● Extrait
------------------------------
Dagan, Halevi, Livni, and co …

L'entrée en fonction d'un nouveau Président s'accompagne toujours d'un remaniement de l'administration qui aura pour fonction de mettre en œuvre sa politique et à l'occasion ses revirements d'alliance. Il est ainsi des personnages clés dont l'influence est considérable sur les affaires nationales. En Israël, parce que le pays est en guerre, concentré sur les conditions à même d'assurer sa survie, le chef du Mossad est incontestablement un fonctionnaire central qui non seulement illustre et incarne la ligne politique choisie par le Premier Ministre mais aussi, jusqu'à un certain point, la détermine.
------------------------------
● Matériel
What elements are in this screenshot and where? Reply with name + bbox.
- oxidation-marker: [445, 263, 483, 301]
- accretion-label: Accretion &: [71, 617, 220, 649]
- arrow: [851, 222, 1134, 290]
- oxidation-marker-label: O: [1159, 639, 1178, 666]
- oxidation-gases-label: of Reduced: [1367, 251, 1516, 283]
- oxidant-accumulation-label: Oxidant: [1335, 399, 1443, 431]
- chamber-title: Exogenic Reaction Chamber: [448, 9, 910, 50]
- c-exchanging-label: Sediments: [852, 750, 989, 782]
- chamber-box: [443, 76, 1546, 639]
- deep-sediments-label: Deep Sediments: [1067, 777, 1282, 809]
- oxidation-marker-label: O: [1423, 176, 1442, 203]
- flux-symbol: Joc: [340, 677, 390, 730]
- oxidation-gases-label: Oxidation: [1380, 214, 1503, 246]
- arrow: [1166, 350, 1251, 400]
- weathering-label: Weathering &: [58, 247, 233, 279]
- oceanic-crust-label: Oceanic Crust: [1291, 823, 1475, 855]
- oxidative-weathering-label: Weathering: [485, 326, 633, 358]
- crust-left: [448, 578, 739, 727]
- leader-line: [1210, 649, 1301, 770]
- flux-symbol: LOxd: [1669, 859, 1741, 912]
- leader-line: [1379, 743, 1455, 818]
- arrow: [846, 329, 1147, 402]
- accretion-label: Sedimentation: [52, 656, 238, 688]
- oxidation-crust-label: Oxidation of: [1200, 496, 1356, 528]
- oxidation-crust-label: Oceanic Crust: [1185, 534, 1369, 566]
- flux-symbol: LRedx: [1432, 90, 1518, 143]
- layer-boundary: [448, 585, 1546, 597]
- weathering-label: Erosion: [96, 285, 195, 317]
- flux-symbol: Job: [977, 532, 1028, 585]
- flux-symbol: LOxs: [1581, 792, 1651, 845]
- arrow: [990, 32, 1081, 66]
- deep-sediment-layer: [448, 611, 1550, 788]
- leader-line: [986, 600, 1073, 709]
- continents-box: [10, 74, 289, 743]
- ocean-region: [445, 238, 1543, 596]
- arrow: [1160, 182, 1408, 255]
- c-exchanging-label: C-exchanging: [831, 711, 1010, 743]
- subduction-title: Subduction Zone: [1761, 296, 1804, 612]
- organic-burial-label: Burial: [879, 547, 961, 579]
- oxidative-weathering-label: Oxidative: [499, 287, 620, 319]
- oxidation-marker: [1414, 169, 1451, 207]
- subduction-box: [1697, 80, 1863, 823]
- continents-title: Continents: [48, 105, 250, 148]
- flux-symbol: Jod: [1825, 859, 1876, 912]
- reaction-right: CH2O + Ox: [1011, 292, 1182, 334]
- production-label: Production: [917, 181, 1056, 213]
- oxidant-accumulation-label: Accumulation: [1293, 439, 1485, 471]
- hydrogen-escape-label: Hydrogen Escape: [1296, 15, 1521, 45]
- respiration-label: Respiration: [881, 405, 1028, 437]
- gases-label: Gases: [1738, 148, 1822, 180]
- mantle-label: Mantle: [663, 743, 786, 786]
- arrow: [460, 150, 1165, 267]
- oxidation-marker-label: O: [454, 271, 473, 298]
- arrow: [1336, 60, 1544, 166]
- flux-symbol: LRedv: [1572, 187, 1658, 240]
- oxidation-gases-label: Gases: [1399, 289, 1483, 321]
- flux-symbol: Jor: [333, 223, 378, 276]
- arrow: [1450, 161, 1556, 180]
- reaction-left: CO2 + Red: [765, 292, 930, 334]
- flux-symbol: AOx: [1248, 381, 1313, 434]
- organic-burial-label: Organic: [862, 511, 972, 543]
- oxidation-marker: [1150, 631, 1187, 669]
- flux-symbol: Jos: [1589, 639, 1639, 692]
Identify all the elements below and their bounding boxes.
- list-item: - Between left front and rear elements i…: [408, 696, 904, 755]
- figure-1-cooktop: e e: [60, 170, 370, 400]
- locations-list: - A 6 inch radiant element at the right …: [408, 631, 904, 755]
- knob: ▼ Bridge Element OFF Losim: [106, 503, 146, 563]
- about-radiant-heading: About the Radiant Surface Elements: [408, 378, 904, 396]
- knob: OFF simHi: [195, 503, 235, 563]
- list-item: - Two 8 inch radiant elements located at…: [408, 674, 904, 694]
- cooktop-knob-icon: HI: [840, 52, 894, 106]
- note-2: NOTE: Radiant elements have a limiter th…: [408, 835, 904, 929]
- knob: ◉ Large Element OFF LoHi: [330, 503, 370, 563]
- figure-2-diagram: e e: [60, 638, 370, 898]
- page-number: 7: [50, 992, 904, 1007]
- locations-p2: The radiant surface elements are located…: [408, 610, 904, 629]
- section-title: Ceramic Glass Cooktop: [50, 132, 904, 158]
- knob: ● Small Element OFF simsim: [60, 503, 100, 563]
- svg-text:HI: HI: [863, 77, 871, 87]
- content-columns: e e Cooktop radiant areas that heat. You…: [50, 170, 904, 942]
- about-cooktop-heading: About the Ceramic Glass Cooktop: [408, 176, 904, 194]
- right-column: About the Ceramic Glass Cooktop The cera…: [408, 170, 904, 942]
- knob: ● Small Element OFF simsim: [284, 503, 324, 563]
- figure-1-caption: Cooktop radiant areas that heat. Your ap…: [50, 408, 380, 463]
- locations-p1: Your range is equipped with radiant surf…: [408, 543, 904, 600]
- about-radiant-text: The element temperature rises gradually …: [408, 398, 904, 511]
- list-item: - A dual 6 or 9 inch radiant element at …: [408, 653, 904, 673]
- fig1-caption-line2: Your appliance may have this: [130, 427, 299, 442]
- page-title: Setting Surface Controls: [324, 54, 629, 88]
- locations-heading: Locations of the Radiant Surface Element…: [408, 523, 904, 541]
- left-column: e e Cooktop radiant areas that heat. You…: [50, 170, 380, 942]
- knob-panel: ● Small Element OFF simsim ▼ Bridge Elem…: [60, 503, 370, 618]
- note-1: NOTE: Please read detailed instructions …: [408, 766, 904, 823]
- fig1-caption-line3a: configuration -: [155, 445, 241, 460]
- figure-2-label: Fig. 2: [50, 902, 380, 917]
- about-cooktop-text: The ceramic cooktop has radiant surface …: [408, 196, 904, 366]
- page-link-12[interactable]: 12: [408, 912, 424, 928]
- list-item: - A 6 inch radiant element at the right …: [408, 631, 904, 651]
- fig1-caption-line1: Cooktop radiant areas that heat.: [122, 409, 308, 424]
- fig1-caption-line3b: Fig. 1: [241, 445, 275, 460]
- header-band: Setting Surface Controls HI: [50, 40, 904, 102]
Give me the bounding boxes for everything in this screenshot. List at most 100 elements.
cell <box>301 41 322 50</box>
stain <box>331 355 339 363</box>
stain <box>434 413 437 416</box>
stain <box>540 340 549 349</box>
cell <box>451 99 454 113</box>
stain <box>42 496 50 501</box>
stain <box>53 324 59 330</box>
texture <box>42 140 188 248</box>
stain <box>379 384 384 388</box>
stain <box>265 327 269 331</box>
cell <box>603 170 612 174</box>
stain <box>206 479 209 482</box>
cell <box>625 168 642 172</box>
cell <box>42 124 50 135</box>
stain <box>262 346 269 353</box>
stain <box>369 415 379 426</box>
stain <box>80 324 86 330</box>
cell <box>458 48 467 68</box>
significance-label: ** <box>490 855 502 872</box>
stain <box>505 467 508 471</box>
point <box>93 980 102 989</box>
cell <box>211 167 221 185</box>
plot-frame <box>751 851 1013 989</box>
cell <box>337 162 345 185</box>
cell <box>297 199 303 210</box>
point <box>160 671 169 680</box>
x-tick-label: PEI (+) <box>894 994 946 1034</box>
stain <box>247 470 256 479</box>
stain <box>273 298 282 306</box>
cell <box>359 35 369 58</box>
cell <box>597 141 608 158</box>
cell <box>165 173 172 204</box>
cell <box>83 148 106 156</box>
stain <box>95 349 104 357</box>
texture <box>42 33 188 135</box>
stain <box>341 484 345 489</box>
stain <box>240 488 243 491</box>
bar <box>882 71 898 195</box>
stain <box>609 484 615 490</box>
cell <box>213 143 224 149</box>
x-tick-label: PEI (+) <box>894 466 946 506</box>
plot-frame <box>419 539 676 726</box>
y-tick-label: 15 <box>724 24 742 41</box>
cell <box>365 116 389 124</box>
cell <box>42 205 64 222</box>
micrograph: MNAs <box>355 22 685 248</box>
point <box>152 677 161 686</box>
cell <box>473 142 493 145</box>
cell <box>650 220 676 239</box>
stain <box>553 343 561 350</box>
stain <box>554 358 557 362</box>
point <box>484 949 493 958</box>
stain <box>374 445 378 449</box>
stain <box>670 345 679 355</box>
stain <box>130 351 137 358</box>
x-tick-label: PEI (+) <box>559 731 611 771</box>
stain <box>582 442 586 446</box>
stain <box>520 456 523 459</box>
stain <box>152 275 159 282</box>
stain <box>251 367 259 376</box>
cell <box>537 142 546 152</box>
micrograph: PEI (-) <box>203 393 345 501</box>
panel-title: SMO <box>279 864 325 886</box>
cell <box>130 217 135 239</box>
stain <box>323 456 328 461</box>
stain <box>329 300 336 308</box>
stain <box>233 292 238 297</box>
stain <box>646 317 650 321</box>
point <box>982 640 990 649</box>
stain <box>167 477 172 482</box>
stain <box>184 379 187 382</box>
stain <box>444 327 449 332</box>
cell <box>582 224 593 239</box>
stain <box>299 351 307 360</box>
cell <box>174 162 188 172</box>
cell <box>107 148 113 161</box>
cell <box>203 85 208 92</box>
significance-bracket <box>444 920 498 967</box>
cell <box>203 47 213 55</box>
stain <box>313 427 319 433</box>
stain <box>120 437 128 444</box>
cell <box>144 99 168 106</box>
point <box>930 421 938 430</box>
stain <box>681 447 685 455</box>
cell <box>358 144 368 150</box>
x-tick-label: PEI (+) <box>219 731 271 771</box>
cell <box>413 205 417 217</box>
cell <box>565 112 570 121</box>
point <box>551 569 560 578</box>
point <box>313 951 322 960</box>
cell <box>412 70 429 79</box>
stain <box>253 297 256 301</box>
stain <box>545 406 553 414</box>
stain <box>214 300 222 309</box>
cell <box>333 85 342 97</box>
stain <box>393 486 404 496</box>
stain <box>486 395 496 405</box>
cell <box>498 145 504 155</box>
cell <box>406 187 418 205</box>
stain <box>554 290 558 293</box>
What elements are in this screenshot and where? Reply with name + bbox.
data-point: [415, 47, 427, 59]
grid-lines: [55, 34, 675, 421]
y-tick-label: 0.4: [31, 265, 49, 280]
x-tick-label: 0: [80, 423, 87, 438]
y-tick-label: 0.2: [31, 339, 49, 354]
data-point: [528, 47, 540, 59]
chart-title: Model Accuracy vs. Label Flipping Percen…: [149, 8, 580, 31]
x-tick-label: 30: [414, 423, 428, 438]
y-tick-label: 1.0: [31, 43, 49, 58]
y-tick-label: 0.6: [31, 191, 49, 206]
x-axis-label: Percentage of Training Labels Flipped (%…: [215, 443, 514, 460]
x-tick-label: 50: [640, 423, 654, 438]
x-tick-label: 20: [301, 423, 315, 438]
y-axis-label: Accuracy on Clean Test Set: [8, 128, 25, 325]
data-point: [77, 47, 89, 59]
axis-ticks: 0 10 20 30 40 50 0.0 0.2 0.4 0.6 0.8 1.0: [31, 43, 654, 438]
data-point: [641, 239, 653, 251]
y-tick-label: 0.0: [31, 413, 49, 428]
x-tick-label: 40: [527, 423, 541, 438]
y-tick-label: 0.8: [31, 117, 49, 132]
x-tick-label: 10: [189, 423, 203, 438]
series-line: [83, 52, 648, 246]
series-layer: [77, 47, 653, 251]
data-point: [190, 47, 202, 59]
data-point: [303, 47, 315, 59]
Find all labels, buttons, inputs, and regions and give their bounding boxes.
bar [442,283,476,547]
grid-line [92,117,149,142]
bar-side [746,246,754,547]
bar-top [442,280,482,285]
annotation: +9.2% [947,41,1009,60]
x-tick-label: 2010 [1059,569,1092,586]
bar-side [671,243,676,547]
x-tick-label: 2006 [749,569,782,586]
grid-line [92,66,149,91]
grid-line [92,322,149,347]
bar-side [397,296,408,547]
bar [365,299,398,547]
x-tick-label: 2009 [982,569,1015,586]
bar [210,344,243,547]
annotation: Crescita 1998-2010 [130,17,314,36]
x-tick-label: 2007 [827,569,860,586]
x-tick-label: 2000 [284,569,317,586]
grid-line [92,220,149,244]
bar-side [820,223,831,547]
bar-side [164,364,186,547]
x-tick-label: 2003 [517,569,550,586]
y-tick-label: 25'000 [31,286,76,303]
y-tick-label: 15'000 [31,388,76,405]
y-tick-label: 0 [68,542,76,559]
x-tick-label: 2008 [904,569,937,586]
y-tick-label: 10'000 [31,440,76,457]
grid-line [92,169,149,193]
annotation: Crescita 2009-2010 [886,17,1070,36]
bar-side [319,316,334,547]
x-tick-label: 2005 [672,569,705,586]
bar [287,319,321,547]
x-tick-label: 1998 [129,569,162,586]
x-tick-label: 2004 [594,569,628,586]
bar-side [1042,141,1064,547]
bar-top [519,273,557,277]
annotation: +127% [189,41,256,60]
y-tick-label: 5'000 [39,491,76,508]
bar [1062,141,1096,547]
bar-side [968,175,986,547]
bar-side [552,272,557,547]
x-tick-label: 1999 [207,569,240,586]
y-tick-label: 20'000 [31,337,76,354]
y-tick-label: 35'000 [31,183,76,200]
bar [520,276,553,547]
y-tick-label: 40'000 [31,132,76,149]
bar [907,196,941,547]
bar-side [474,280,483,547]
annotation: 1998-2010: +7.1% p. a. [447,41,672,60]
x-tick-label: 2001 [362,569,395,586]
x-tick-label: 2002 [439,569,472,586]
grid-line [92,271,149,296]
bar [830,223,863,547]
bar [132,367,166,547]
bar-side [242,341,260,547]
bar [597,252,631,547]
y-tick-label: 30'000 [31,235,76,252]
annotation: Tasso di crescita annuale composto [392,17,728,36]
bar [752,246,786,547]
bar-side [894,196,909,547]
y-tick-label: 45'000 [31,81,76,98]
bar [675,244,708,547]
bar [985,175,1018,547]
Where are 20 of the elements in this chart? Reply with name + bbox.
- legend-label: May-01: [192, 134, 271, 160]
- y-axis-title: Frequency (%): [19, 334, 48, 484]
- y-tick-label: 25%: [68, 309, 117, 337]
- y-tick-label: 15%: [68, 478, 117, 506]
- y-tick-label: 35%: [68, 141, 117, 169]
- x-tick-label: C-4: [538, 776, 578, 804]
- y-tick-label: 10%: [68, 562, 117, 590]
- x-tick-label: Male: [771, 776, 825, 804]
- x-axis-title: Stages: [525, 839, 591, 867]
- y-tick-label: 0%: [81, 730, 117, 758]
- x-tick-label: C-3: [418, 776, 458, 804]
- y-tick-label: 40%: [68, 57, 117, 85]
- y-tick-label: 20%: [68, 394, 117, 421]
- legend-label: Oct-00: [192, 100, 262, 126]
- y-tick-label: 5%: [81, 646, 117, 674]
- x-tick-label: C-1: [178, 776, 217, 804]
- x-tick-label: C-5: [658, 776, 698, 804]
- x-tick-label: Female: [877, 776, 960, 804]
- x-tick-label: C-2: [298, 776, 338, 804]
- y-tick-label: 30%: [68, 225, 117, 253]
------------------------------
● Liste des tâches
a) Selon l'extrait, pour quelle raison le chef du Mossad est-il un fonctionnaire central en Israël ?
b) Recopiez fidèlement le passage de l'extrait qui va de « Dagan, Halevi, Livni, and » jusqu'à « point, la détermine. ».

● Résultats par tâche
a) Parce que le pays est en guerre, concentré sur les conditions à même d'assurer sa survie.

b)
Dagan, Halevi, Livni, and co …

L'entrée en fonction d'un nouveau Président s'accompagne toujours d'un remaniement de l'administration qui aura pour fonction de mettre en œuvre sa politique et à l'occasion ses revirements d'alliance. Il est ainsi des personnages clés dont l'influence est considérable sur les affaires nationales. En Israël, parce que le pays est en guerre, concentré sur les conditions à même d'assurer sa survie, le chef du Mossad est incontestablement un fonctionnaire central qui non seulement illustre et incarne la ligne politique choisie par le Premier Ministre mais aussi, jusqu'à un certain point, la détermine.